* **DIRECTIONS FOR THIS TASK**
Scan the material below for the string "JSON", and copy every line where it shows up.

* **EXERCISE MATERIALS**
........

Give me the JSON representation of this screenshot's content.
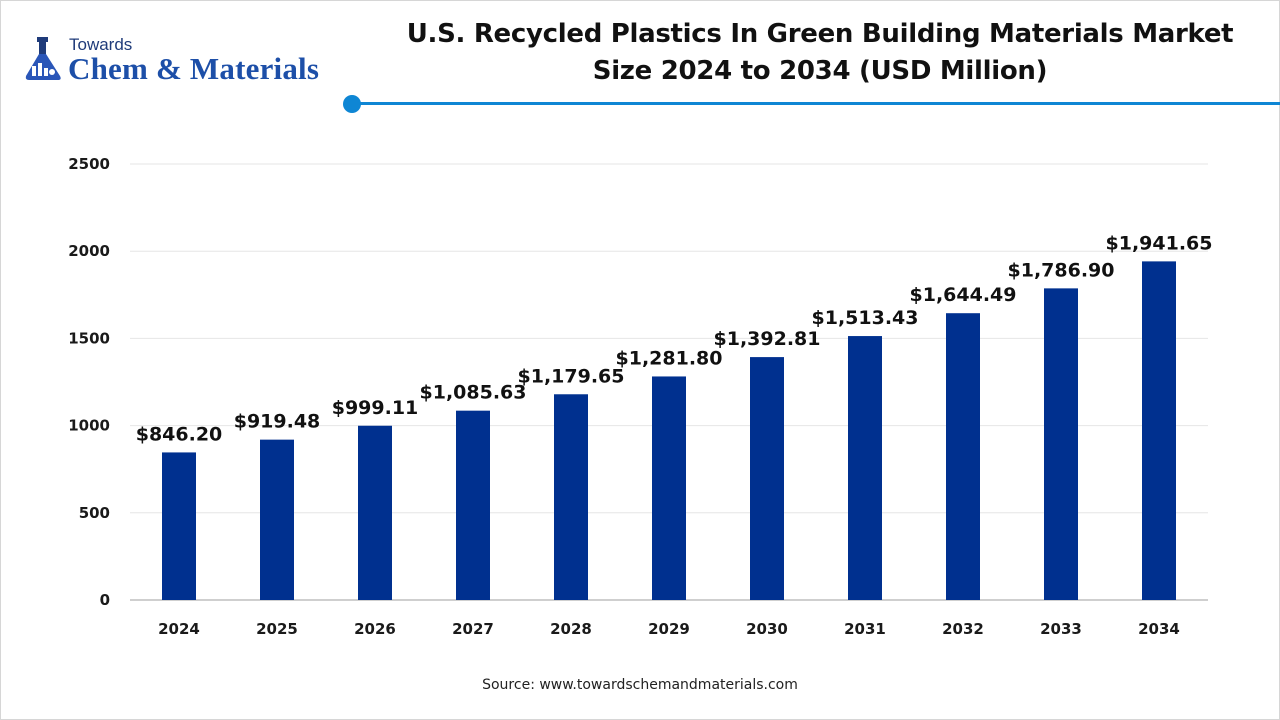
{
  "brand": {
    "top_word": "Towards",
    "name": "Chem & Materials",
    "color": "#1d4fa8"
  },
  "accent_color": "#0e86d4",
  "source_text": "Source: www.towardschemandmaterials.com",
  "chart_data": {
    "type": "bar",
    "title_lines": [
      "U.S. Recycled Plastics In Green Building Materials Market",
      "Size 2024 to 2034 (USD Million)"
    ],
    "categories": [
      "2024",
      "2025",
      "2026",
      "2027",
      "2028",
      "2029",
      "2030",
      "2031",
      "2032",
      "2033",
      "2034"
    ],
    "values": [
      846.2,
      919.48,
      999.11,
      1085.63,
      1179.65,
      1281.8,
      1392.81,
      1513.43,
      1644.49,
      1786.9,
      1941.65
    ],
    "value_labels": [
      "$846.20",
      "$919.48",
      "$999.11",
      "$1,085.63",
      "$1,179.65",
      "$1,281.80",
      "$1,392.81",
      "$1,513.43",
      "$1,644.49",
      "$1,786.90",
      "$1,941.65"
    ],
    "ylim": [
      0,
      2500
    ],
    "yticks": [
      0,
      500,
      1000,
      1500,
      2000,
      2500
    ],
    "xlabel": "",
    "ylabel": "",
    "bar_color": "#00308f",
    "grid": true,
    "legend": "none"
  }
}
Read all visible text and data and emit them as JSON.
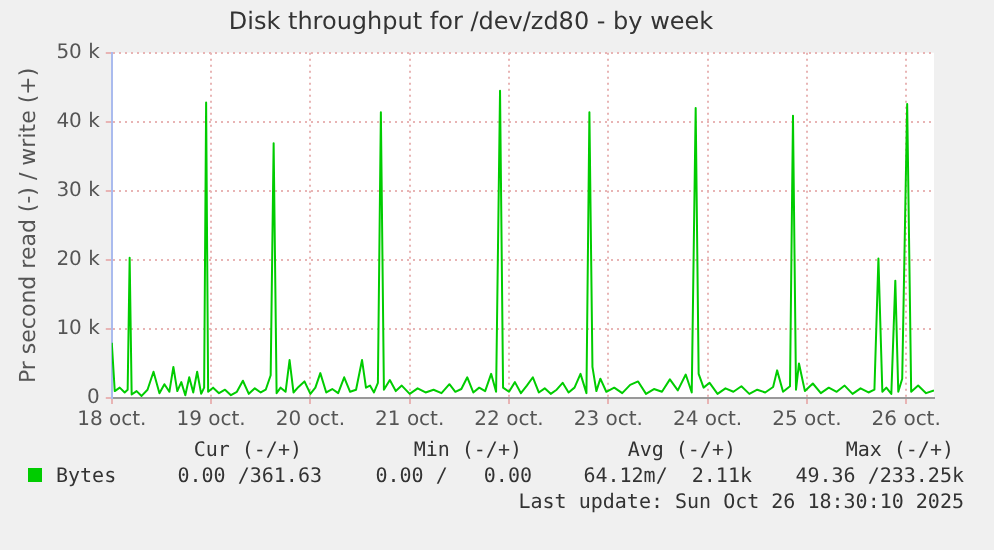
{
  "chart_data": {
    "type": "line",
    "title": "Disk throughput for /dev/zd80 - by week",
    "ylabel": "Pr second read (-) / write (+)",
    "x": [
      "2025-10-18T12:00",
      "2025-10-18T12:43",
      "2025-10-18T13:55",
      "2025-10-18T15:07",
      "2025-10-18T15:50",
      "2025-10-18T16:19",
      "2025-10-18T16:48",
      "2025-10-18T18:00",
      "2025-10-18T19:12",
      "2025-10-18T20:38",
      "2025-10-18T22:05",
      "2025-10-18T23:31",
      "2025-10-19T00:43",
      "2025-10-19T01:55",
      "2025-10-19T02:53",
      "2025-10-19T03:50",
      "2025-10-19T04:48",
      "2025-10-19T05:46",
      "2025-10-19T06:43",
      "2025-10-19T07:41",
      "2025-10-19T08:38",
      "2025-10-19T09:36",
      "2025-10-19T10:19",
      "2025-10-19T10:48",
      "2025-10-19T11:17",
      "2025-10-19T12:29",
      "2025-10-19T13:55",
      "2025-10-19T15:22",
      "2025-10-19T16:48",
      "2025-10-19T18:14",
      "2025-10-19T19:41",
      "2025-10-19T21:07",
      "2025-10-19T22:34",
      "2025-10-20T00:00",
      "2025-10-20T01:12",
      "2025-10-20T02:24",
      "2025-10-20T03:07",
      "2025-10-20T03:50",
      "2025-10-20T04:48",
      "2025-10-20T06:00",
      "2025-10-20T06:58",
      "2025-10-20T07:55",
      "2025-10-20T09:07",
      "2025-10-20T10:34",
      "2025-10-20T12:00",
      "2025-10-20T13:12",
      "2025-10-20T14:24",
      "2025-10-20T15:50",
      "2025-10-20T17:17",
      "2025-10-20T18:43",
      "2025-10-20T20:10",
      "2025-10-20T21:36",
      "2025-10-20T23:02",
      "2025-10-21T00:29",
      "2025-10-21T01:26",
      "2025-10-21T02:24",
      "2025-10-21T03:22",
      "2025-10-21T04:19",
      "2025-10-21T05:02",
      "2025-10-21T05:46",
      "2025-10-21T07:12",
      "2025-10-21T08:38",
      "2025-10-21T10:05",
      "2025-10-21T12:00",
      "2025-10-21T13:55",
      "2025-10-21T15:50",
      "2025-10-21T17:46",
      "2025-10-21T19:41",
      "2025-10-21T21:36",
      "2025-10-21T23:02",
      "2025-10-22T00:29",
      "2025-10-22T01:55",
      "2025-10-22T03:22",
      "2025-10-22T04:48",
      "2025-10-22T06:14",
      "2025-10-22T07:41",
      "2025-10-22T08:53",
      "2025-10-22T09:50",
      "2025-10-22T10:34",
      "2025-10-22T12:00",
      "2025-10-22T13:26",
      "2025-10-22T14:53",
      "2025-10-22T16:19",
      "2025-10-22T17:46",
      "2025-10-22T19:12",
      "2025-10-22T20:38",
      "2025-10-22T22:05",
      "2025-10-22T23:31",
      "2025-10-23T00:58",
      "2025-10-23T02:24",
      "2025-10-23T03:50",
      "2025-10-23T05:17",
      "2025-10-23T06:43",
      "2025-10-23T07:26",
      "2025-10-23T08:10",
      "2025-10-23T09:07",
      "2025-10-23T10:05",
      "2025-10-23T11:31",
      "2025-10-23T13:26",
      "2025-10-23T15:22",
      "2025-10-23T17:17",
      "2025-10-23T19:12",
      "2025-10-23T21:07",
      "2025-10-23T23:02",
      "2025-10-24T00:58",
      "2025-10-24T02:53",
      "2025-10-24T04:48",
      "2025-10-24T06:43",
      "2025-10-24T08:10",
      "2025-10-24T09:07",
      "2025-10-24T09:50",
      "2025-10-24T11:02",
      "2025-10-24T12:29",
      "2025-10-24T14:24",
      "2025-10-24T16:19",
      "2025-10-24T18:14",
      "2025-10-24T20:10",
      "2025-10-24T22:05",
      "2025-10-25T00:00",
      "2025-10-25T01:55",
      "2025-10-25T03:50",
      "2025-10-25T04:48",
      "2025-10-25T06:14",
      "2025-10-25T07:55",
      "2025-10-25T08:38",
      "2025-10-25T09:22",
      "2025-10-25T10:05",
      "2025-10-25T11:31",
      "2025-10-25T13:26",
      "2025-10-25T15:22",
      "2025-10-25T17:17",
      "2025-10-25T19:12",
      "2025-10-25T21:07",
      "2025-10-25T23:02",
      "2025-10-26T00:58",
      "2025-10-26T02:53",
      "2025-10-26T04:19",
      "2025-10-26T05:17",
      "2025-10-26T06:14",
      "2025-10-26T07:12",
      "2025-10-26T08:24",
      "2025-10-26T09:22",
      "2025-10-26T10:05",
      "2025-10-26T11:02",
      "2025-10-26T12:14",
      "2025-10-26T13:12",
      "2025-10-26T14:53",
      "2025-10-26T16:48",
      "2025-10-26T18:43"
    ],
    "series": [
      {
        "name": "Bytes",
        "color": "#00cc00",
        "values": [
          8000,
          1000,
          1500,
          800,
          1200,
          20300,
          500,
          1000,
          300,
          1200,
          3800,
          700,
          2000,
          900,
          4500,
          1000,
          2300,
          400,
          3000,
          800,
          3800,
          600,
          1500,
          42800,
          900,
          1500,
          700,
          1200,
          400,
          900,
          2500,
          600,
          1400,
          800,
          1200,
          3300,
          36900,
          700,
          1500,
          900,
          5500,
          800,
          1600,
          2400,
          600,
          1500,
          3600,
          800,
          1300,
          700,
          3000,
          900,
          1200,
          5500,
          1500,
          1800,
          800,
          2200,
          41400,
          1200,
          2600,
          1000,
          1800,
          600,
          1400,
          800,
          1200,
          700,
          2000,
          900,
          1300,
          3000,
          800,
          1500,
          1000,
          3500,
          900,
          44500,
          1500,
          900,
          2300,
          700,
          1800,
          3000,
          800,
          1400,
          600,
          1200,
          2200,
          800,
          1500,
          3500,
          700,
          41400,
          4500,
          1000,
          2800,
          900,
          1500,
          700,
          1900,
          2400,
          600,
          1300,
          900,
          2700,
          1100,
          3400,
          800,
          42000,
          3500,
          1500,
          2200,
          600,
          1400,
          900,
          1700,
          600,
          1200,
          800,
          1600,
          4000,
          900,
          1700,
          40900,
          1200,
          5000,
          1000,
          2100,
          700,
          1500,
          900,
          1800,
          600,
          1400,
          800,
          1200,
          20200,
          900,
          1500,
          600,
          17000,
          900,
          2800,
          42600,
          900,
          1800,
          700,
          1100
        ]
      }
    ],
    "xlim": [
      "2025-10-18T12:00",
      "2025-10-26T18:43"
    ],
    "xticks": [
      {
        "value": "2025-10-18T12:00",
        "label": "18 oct."
      },
      {
        "value": "2025-10-19T12:00",
        "label": "19 oct."
      },
      {
        "value": "2025-10-20T12:00",
        "label": "20 oct."
      },
      {
        "value": "2025-10-21T12:00",
        "label": "21 oct."
      },
      {
        "value": "2025-10-22T12:00",
        "label": "22 oct."
      },
      {
        "value": "2025-10-23T12:00",
        "label": "23 oct."
      },
      {
        "value": "2025-10-24T12:00",
        "label": "24 oct."
      },
      {
        "value": "2025-10-25T12:00",
        "label": "25 oct."
      },
      {
        "value": "2025-10-26T12:00",
        "label": "26 oct."
      }
    ],
    "ylim": [
      0,
      50000
    ],
    "yticks": [
      {
        "value": 0,
        "label": "0"
      },
      {
        "value": 10000,
        "label": "10 k"
      },
      {
        "value": 20000,
        "label": "20 k"
      },
      {
        "value": 30000,
        "label": "30 k"
      },
      {
        "value": 40000,
        "label": "40 k"
      },
      {
        "value": 50000,
        "label": "50 k"
      }
    ],
    "grid": true,
    "marker": "none",
    "line_style": "solid",
    "legend": "bottom",
    "annotations": [
      "Cur (-/+)",
      "Min (-/+)",
      "Avg (-/+)",
      "Max (-/+)",
      "0.00 /361.63",
      "0.00 /   0.00",
      "64.12m/  2.11k",
      "49.36 /233.25k",
      "Last update: Sun Oct 26 18:30:10 2025"
    ]
  }
}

........

* **SOLUTION**
Give me the JSON representation of this screenshot's content.
Read all visible text and data and emit them as JSON.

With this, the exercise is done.